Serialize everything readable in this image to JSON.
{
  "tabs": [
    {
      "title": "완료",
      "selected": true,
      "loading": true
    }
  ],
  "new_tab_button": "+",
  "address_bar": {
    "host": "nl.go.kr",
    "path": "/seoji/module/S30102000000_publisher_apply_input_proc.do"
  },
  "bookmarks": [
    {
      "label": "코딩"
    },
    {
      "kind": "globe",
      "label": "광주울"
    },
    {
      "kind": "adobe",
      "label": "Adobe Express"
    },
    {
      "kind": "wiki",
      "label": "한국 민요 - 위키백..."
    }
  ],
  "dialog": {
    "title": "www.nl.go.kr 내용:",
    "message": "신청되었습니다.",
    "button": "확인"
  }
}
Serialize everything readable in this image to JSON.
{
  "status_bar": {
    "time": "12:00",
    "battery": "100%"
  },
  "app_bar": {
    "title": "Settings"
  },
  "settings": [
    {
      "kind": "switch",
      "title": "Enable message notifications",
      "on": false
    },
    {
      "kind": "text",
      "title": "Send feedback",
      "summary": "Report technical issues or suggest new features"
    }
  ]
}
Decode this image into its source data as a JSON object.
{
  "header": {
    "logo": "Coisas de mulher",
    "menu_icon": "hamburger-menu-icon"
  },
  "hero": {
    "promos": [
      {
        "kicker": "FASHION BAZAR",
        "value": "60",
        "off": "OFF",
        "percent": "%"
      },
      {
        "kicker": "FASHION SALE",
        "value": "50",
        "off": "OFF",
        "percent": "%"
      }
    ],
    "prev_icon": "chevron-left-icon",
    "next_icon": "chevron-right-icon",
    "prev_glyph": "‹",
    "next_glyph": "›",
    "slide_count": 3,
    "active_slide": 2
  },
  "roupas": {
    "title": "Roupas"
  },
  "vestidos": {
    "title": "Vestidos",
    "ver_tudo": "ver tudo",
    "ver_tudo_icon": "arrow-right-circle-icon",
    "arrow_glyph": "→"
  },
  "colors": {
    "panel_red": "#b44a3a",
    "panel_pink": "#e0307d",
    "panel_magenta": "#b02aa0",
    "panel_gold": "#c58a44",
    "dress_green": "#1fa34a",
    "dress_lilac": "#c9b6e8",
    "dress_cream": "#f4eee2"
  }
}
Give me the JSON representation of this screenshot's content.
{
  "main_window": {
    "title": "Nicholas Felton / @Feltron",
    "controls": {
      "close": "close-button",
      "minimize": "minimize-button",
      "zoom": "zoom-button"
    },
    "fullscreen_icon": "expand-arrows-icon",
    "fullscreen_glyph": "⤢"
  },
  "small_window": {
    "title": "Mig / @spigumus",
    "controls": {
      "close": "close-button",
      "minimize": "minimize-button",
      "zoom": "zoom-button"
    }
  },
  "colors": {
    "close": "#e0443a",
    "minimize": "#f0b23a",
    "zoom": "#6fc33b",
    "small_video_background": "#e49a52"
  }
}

AIM => Reproduce the material exactly, with every line intact.

TASK OUTPUT =>
Serialize everything readable in this image to JSON.
{
  "tabs": [
    {
      "title": "완료",
      "selected": true,
      "loading": true
    }
  ],
  "new_tab_button": "+",
  "address_bar": {
    "host": "nl.go.kr",
    "path": "/seoji/module/S30102000000_publisher_apply_input_proc.do"
  },
  "bookmarks": [
    {
      "label": "코딩"
    },
    {
      "kind": "globe",
      "label": "광주울"
    },
    {
      "kind": "adobe",
      "label": "Adobe Express"
    },
    {
      "kind": "wiki",
      "label": "한국 민요 - 위키백..."
    }
  ],
  "dialog": {
    "title": "www.nl.go.kr 내용:",
    "message": "신청되었습니다.",
    "button": "확인"
  }
}
Serialize everything readable in this image to JSON.
{
  "status_bar": {
    "time": "12:00",
    "battery": "100%"
  },
  "app_bar": {
    "title": "Settings"
  },
  "settings": [
    {
      "kind": "switch",
      "title": "Enable message notifications",
      "on": false
    },
    {
      "kind": "text",
      "title": "Send feedback",
      "summary": "Report technical issues or suggest new features"
    }
  ]
}
Decode this image into its source data as a JSON object.
{
  "header": {
    "logo": "Coisas de mulher",
    "menu_icon": "hamburger-menu-icon"
  },
  "hero": {
    "promos": [
      {
        "kicker": "FASHION BAZAR",
        "value": "60",
        "off": "OFF",
        "percent": "%"
      },
      {
        "kicker": "FASHION SALE",
        "value": "50",
        "off": "OFF",
        "percent": "%"
      }
    ],
    "prev_icon": "chevron-left-icon",
    "next_icon": "chevron-right-icon",
    "prev_glyph": "‹",
    "next_glyph": "›",
    "slide_count": 3,
    "active_slide": 2
  },
  "roupas": {
    "title": "Roupas"
  },
  "vestidos": {
    "title": "Vestidos",
    "ver_tudo": "ver tudo",
    "ver_tudo_icon": "arrow-right-circle-icon",
    "arrow_glyph": "→"
  },
  "colors": {
    "panel_red": "#b44a3a",
    "panel_pink": "#e0307d",
    "panel_magenta": "#b02aa0",
    "panel_gold": "#c58a44",
    "dress_green": "#1fa34a",
    "dress_lilac": "#c9b6e8",
    "dress_cream": "#f4eee2"
  }
}
Give me the JSON representation of this screenshot's content.
{
  "main_window": {
    "title": "Nicholas Felton / @Feltron",
    "controls": {
      "close": "close-button",
      "minimize": "minimize-button",
      "zoom": "zoom-button"
    },
    "fullscreen_icon": "expand-arrows-icon",
    "fullscreen_glyph": "⤢"
  },
  "small_window": {
    "title": "Mig / @spigumus",
    "controls": {
      "close": "close-button",
      "minimize": "minimize-button",
      "zoom": "zoom-button"
    }
  },
  "colors": {
    "close": "#e0443a",
    "minimize": "#f0b23a",
    "zoom": "#6fc33b",
    "small_video_background": "#e49a52"
  }
}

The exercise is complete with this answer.